====== Given information ======

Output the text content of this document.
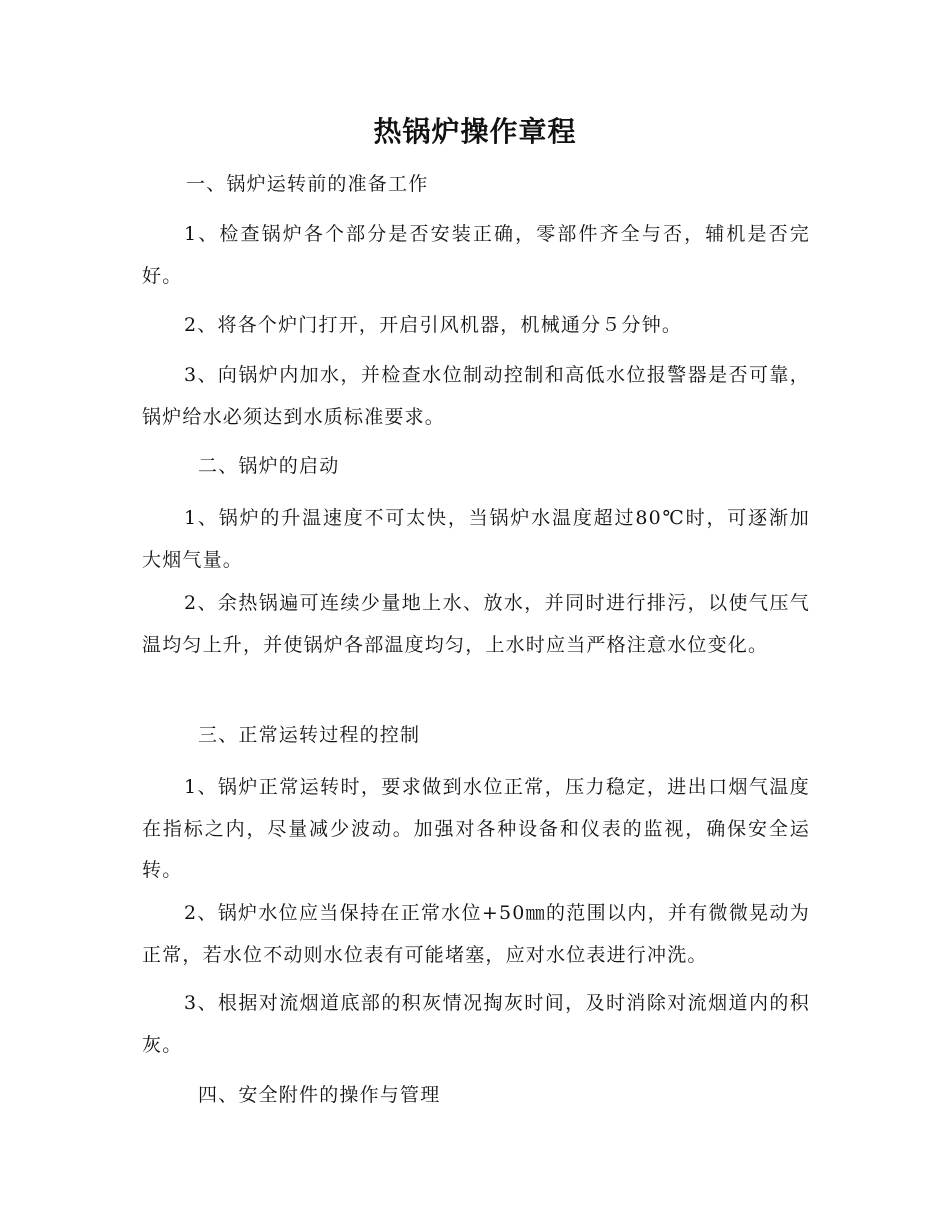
热锅炉操作章程
一、锅炉运转前的准备工作
1、检查锅炉各个部分是否安装正确，零部件齐全与否，辅机是否完好。
2、将各个炉门打开，开启引风机器，机械通分５分钟。
3、向锅炉内加水，并检查水位制动控制和高低水位报警器是否可靠，锅炉给水必须达到水质标准要求。
二、锅炉的启动
1、锅炉的升温速度不可太快，当锅炉水温度超过80℃时，可逐渐加大烟气量。
2、余热锅遍可连续少量地上水、放水，并同时进行排污，以使气压气温均匀上升，并使锅炉各部温度均匀，上水时应当严格注意水位变化。
三、正常运转过程的控制
1、锅炉正常运转时，要求做到水位正常，压力稳定，进出口烟气温度在指标之内，尽量减少波动。加强对各种设备和仪表的监视，确保安全运转。
2、锅炉水位应当保持在正常水位+50㎜的范围以内，并有微微晃动为正常，若水位不动则水位表有可能堵塞，应对水位表进行冲洗。
3、根据对流烟道底部的积灰情况掏灰时间，及时消除对流烟道内的积灰。
四、安全附件的操作与管理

======

Task directions: Give all the lines above again, character for character, without pictures.

Answer to this exercise:
Output the text content of this document.
热锅炉操作章程
一、锅炉运转前的准备工作
1、检查锅炉各个部分是否安装正确，零部件齐全与否，辅机是否完好。
2、将各个炉门打开，开启引风机器，机械通分５分钟。
3、向锅炉内加水，并检查水位制动控制和高低水位报警器是否可靠，锅炉给水必须达到水质标准要求。
二、锅炉的启动
1、锅炉的升温速度不可太快，当锅炉水温度超过80℃时，可逐渐加大烟气量。
2、余热锅遍可连续少量地上水、放水，并同时进行排污，以使气压气温均匀上升，并使锅炉各部温度均匀，上水时应当严格注意水位变化。
三、正常运转过程的控制
1、锅炉正常运转时，要求做到水位正常，压力稳定，进出口烟气温度在指标之内，尽量减少波动。加强对各种设备和仪表的监视，确保安全运转。
2、锅炉水位应当保持在正常水位+50㎜的范围以内，并有微微晃动为正常，若水位不动则水位表有可能堵塞，应对水位表进行冲洗。
3、根据对流烟道底部的积灰情况掏灰时间，及时消除对流烟道内的积灰。
四、安全附件的操作与管理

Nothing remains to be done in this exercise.